- [TASK]: Leave out the pictures and repeat every record exactly.

- [SUPPLIED DATA]:
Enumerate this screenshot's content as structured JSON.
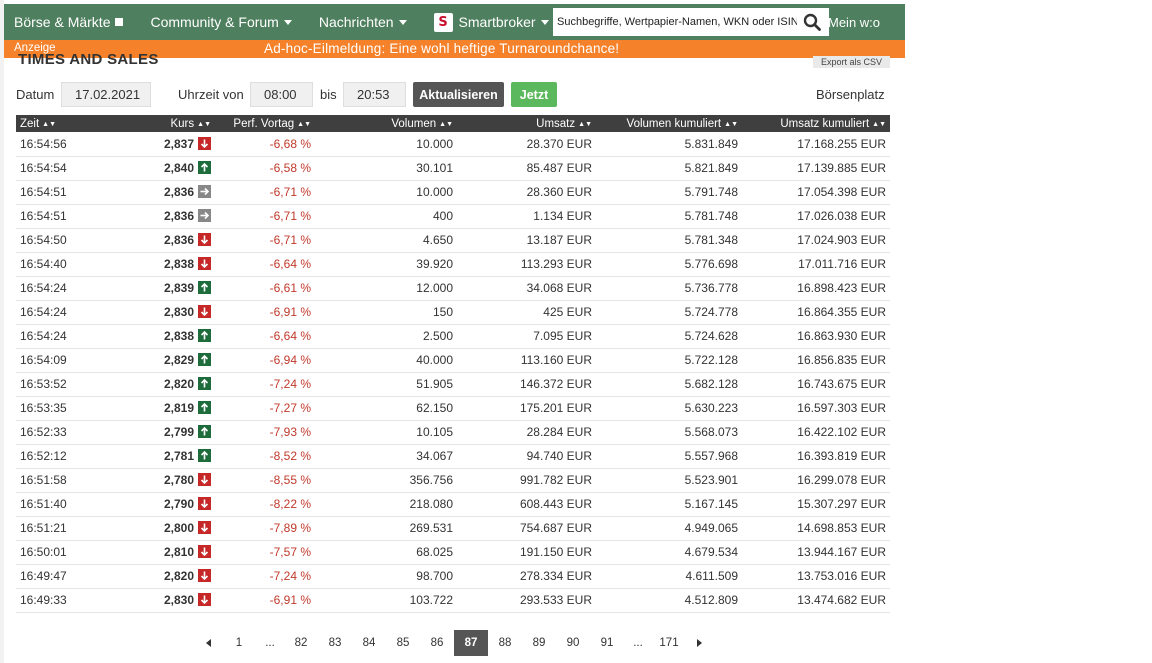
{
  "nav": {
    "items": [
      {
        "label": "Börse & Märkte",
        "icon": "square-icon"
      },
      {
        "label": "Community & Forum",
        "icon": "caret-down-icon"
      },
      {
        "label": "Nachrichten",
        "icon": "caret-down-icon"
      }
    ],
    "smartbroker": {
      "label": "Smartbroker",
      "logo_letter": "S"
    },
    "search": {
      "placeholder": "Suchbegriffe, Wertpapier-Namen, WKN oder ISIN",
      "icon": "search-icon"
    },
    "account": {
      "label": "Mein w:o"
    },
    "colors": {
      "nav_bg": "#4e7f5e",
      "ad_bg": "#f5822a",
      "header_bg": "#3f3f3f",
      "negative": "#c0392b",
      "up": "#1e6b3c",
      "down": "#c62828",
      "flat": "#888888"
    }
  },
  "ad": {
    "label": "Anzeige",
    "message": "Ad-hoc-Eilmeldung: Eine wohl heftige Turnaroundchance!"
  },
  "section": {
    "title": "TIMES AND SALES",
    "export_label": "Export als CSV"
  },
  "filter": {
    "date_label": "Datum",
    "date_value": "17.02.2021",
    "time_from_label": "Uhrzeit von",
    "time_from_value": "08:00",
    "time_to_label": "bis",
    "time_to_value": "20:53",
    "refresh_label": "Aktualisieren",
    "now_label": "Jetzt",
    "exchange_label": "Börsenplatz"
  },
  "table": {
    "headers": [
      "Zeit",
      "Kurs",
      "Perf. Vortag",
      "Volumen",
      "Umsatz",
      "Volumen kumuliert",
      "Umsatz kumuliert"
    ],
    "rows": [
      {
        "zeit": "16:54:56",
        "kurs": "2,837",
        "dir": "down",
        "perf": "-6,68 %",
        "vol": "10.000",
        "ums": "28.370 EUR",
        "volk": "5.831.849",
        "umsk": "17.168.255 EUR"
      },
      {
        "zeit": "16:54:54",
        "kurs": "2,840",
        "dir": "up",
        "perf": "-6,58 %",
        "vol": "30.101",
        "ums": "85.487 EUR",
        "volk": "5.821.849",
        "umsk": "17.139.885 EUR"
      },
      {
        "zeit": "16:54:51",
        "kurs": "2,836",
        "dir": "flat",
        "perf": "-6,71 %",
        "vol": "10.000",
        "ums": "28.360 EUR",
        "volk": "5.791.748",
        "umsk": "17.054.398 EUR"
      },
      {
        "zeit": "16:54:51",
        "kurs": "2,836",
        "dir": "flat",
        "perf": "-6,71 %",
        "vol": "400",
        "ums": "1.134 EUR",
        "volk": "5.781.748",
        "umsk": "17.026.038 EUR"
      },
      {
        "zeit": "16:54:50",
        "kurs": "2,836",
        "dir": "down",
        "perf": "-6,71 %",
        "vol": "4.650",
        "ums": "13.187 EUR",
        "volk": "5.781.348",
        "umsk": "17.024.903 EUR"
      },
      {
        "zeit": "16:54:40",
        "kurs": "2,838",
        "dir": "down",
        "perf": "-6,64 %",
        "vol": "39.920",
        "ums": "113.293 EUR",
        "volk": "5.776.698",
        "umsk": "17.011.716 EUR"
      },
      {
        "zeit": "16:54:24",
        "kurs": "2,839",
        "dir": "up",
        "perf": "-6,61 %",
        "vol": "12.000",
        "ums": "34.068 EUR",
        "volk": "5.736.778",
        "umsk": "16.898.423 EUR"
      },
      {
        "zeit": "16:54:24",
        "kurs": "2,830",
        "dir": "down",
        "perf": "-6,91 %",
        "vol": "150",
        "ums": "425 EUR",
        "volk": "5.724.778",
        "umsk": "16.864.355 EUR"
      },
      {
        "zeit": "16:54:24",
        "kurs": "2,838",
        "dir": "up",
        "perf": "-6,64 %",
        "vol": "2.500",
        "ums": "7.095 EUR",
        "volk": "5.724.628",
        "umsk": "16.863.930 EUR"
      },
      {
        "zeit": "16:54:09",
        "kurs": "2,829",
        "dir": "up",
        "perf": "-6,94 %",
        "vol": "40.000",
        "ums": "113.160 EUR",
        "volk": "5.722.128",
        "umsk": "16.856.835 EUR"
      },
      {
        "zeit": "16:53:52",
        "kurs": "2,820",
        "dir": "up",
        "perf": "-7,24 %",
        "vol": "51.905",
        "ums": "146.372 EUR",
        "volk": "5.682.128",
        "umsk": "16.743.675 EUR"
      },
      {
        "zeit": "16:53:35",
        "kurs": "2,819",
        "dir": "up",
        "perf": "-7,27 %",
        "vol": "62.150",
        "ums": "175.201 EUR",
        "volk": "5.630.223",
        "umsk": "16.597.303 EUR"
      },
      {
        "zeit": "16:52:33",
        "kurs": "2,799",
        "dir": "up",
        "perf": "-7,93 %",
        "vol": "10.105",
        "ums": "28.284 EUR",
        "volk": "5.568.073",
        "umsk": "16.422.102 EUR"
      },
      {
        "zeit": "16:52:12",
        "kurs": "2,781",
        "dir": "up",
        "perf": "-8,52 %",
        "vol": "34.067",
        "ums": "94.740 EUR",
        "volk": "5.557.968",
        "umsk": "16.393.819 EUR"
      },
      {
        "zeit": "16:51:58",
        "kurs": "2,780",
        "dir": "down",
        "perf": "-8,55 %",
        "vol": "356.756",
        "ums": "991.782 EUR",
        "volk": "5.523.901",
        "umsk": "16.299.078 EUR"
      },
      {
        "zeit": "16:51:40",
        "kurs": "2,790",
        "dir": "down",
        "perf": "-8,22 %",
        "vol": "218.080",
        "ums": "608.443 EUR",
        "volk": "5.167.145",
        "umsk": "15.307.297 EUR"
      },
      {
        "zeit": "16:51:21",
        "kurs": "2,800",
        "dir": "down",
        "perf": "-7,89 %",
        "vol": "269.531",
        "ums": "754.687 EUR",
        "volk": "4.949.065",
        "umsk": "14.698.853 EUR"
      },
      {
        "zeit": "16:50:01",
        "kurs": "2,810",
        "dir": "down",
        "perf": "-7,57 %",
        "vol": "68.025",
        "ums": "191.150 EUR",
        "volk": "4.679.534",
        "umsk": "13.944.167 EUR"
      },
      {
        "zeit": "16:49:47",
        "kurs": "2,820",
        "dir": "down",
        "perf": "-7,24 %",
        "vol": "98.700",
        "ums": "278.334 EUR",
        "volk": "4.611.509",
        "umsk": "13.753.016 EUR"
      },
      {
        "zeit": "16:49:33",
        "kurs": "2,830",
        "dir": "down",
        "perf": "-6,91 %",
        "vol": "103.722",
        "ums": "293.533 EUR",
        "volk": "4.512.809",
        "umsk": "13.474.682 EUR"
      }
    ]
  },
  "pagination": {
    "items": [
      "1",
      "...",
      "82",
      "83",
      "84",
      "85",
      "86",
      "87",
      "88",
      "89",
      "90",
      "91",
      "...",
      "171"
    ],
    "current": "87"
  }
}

- [CORRECT RESULT]:
Enumerate this screenshot's content as structured JSON.
{
  "nav": {
    "items": [
      {
        "label": "Börse & Märkte",
        "icon": "square-icon"
      },
      {
        "label": "Community & Forum",
        "icon": "caret-down-icon"
      },
      {
        "label": "Nachrichten",
        "icon": "caret-down-icon"
      }
    ],
    "smartbroker": {
      "label": "Smartbroker",
      "logo_letter": "S"
    },
    "search": {
      "placeholder": "Suchbegriffe, Wertpapier-Namen, WKN oder ISIN",
      "icon": "search-icon"
    },
    "account": {
      "label": "Mein w:o"
    },
    "colors": {
      "nav_bg": "#4e7f5e",
      "ad_bg": "#f5822a",
      "header_bg": "#3f3f3f",
      "negative": "#c0392b",
      "up": "#1e6b3c",
      "down": "#c62828",
      "flat": "#888888"
    }
  },
  "ad": {
    "label": "Anzeige",
    "message": "Ad-hoc-Eilmeldung: Eine wohl heftige Turnaroundchance!"
  },
  "section": {
    "title": "TIMES AND SALES",
    "export_label": "Export als CSV"
  },
  "filter": {
    "date_label": "Datum",
    "date_value": "17.02.2021",
    "time_from_label": "Uhrzeit von",
    "time_from_value": "08:00",
    "time_to_label": "bis",
    "time_to_value": "20:53",
    "refresh_label": "Aktualisieren",
    "now_label": "Jetzt",
    "exchange_label": "Börsenplatz"
  },
  "table": {
    "headers": [
      "Zeit",
      "Kurs",
      "Perf. Vortag",
      "Volumen",
      "Umsatz",
      "Volumen kumuliert",
      "Umsatz kumuliert"
    ],
    "rows": [
      {
        "zeit": "16:54:56",
        "kurs": "2,837",
        "dir": "down",
        "perf": "-6,68 %",
        "vol": "10.000",
        "ums": "28.370 EUR",
        "volk": "5.831.849",
        "umsk": "17.168.255 EUR"
      },
      {
        "zeit": "16:54:54",
        "kurs": "2,840",
        "dir": "up",
        "perf": "-6,58 %",
        "vol": "30.101",
        "ums": "85.487 EUR",
        "volk": "5.821.849",
        "umsk": "17.139.885 EUR"
      },
      {
        "zeit": "16:54:51",
        "kurs": "2,836",
        "dir": "flat",
        "perf": "-6,71 %",
        "vol": "10.000",
        "ums": "28.360 EUR",
        "volk": "5.791.748",
        "umsk": "17.054.398 EUR"
      },
      {
        "zeit": "16:54:51",
        "kurs": "2,836",
        "dir": "flat",
        "perf": "-6,71 %",
        "vol": "400",
        "ums": "1.134 EUR",
        "volk": "5.781.748",
        "umsk": "17.026.038 EUR"
      },
      {
        "zeit": "16:54:50",
        "kurs": "2,836",
        "dir": "down",
        "perf": "-6,71 %",
        "vol": "4.650",
        "ums": "13.187 EUR",
        "volk": "5.781.348",
        "umsk": "17.024.903 EUR"
      },
      {
        "zeit": "16:54:40",
        "kurs": "2,838",
        "dir": "down",
        "perf": "-6,64 %",
        "vol": "39.920",
        "ums": "113.293 EUR",
        "volk": "5.776.698",
        "umsk": "17.011.716 EUR"
      },
      {
        "zeit": "16:54:24",
        "kurs": "2,839",
        "dir": "up",
        "perf": "-6,61 %",
        "vol": "12.000",
        "ums": "34.068 EUR",
        "volk": "5.736.778",
        "umsk": "16.898.423 EUR"
      },
      {
        "zeit": "16:54:24",
        "kurs": "2,830",
        "dir": "down",
        "perf": "-6,91 %",
        "vol": "150",
        "ums": "425 EUR",
        "volk": "5.724.778",
        "umsk": "16.864.355 EUR"
      },
      {
        "zeit": "16:54:24",
        "kurs": "2,838",
        "dir": "up",
        "perf": "-6,64 %",
        "vol": "2.500",
        "ums": "7.095 EUR",
        "volk": "5.724.628",
        "umsk": "16.863.930 EUR"
      },
      {
        "zeit": "16:54:09",
        "kurs": "2,829",
        "dir": "up",
        "perf": "-6,94 %",
        "vol": "40.000",
        "ums": "113.160 EUR",
        "volk": "5.722.128",
        "umsk": "16.856.835 EUR"
      },
      {
        "zeit": "16:53:52",
        "kurs": "2,820",
        "dir": "up",
        "perf": "-7,24 %",
        "vol": "51.905",
        "ums": "146.372 EUR",
        "volk": "5.682.128",
        "umsk": "16.743.675 EUR"
      },
      {
        "zeit": "16:53:35",
        "kurs": "2,819",
        "dir": "up",
        "perf": "-7,27 %",
        "vol": "62.150",
        "ums": "175.201 EUR",
        "volk": "5.630.223",
        "umsk": "16.597.303 EUR"
      },
      {
        "zeit": "16:52:33",
        "kurs": "2,799",
        "dir": "up",
        "perf": "-7,93 %",
        "vol": "10.105",
        "ums": "28.284 EUR",
        "volk": "5.568.073",
        "umsk": "16.422.102 EUR"
      },
      {
        "zeit": "16:52:12",
        "kurs": "2,781",
        "dir": "up",
        "perf": "-8,52 %",
        "vol": "34.067",
        "ums": "94.740 EUR",
        "volk": "5.557.968",
        "umsk": "16.393.819 EUR"
      },
      {
        "zeit": "16:51:58",
        "kurs": "2,780",
        "dir": "down",
        "perf": "-8,55 %",
        "vol": "356.756",
        "ums": "991.782 EUR",
        "volk": "5.523.901",
        "umsk": "16.299.078 EUR"
      },
      {
        "zeit": "16:51:40",
        "kurs": "2,790",
        "dir": "down",
        "perf": "-8,22 %",
        "vol": "218.080",
        "ums": "608.443 EUR",
        "volk": "5.167.145",
        "umsk": "15.307.297 EUR"
      },
      {
        "zeit": "16:51:21",
        "kurs": "2,800",
        "dir": "down",
        "perf": "-7,89 %",
        "vol": "269.531",
        "ums": "754.687 EUR",
        "volk": "4.949.065",
        "umsk": "14.698.853 EUR"
      },
      {
        "zeit": "16:50:01",
        "kurs": "2,810",
        "dir": "down",
        "perf": "-7,57 %",
        "vol": "68.025",
        "ums": "191.150 EUR",
        "volk": "4.679.534",
        "umsk": "13.944.167 EUR"
      },
      {
        "zeit": "16:49:47",
        "kurs": "2,820",
        "dir": "down",
        "perf": "-7,24 %",
        "vol": "98.700",
        "ums": "278.334 EUR",
        "volk": "4.611.509",
        "umsk": "13.753.016 EUR"
      },
      {
        "zeit": "16:49:33",
        "kurs": "2,830",
        "dir": "down",
        "perf": "-6,91 %",
        "vol": "103.722",
        "ums": "293.533 EUR",
        "volk": "4.512.809",
        "umsk": "13.474.682 EUR"
      }
    ]
  },
  "pagination": {
    "items": [
      "1",
      "...",
      "82",
      "83",
      "84",
      "85",
      "86",
      "87",
      "88",
      "89",
      "90",
      "91",
      "...",
      "171"
    ],
    "current": "87"
  }
}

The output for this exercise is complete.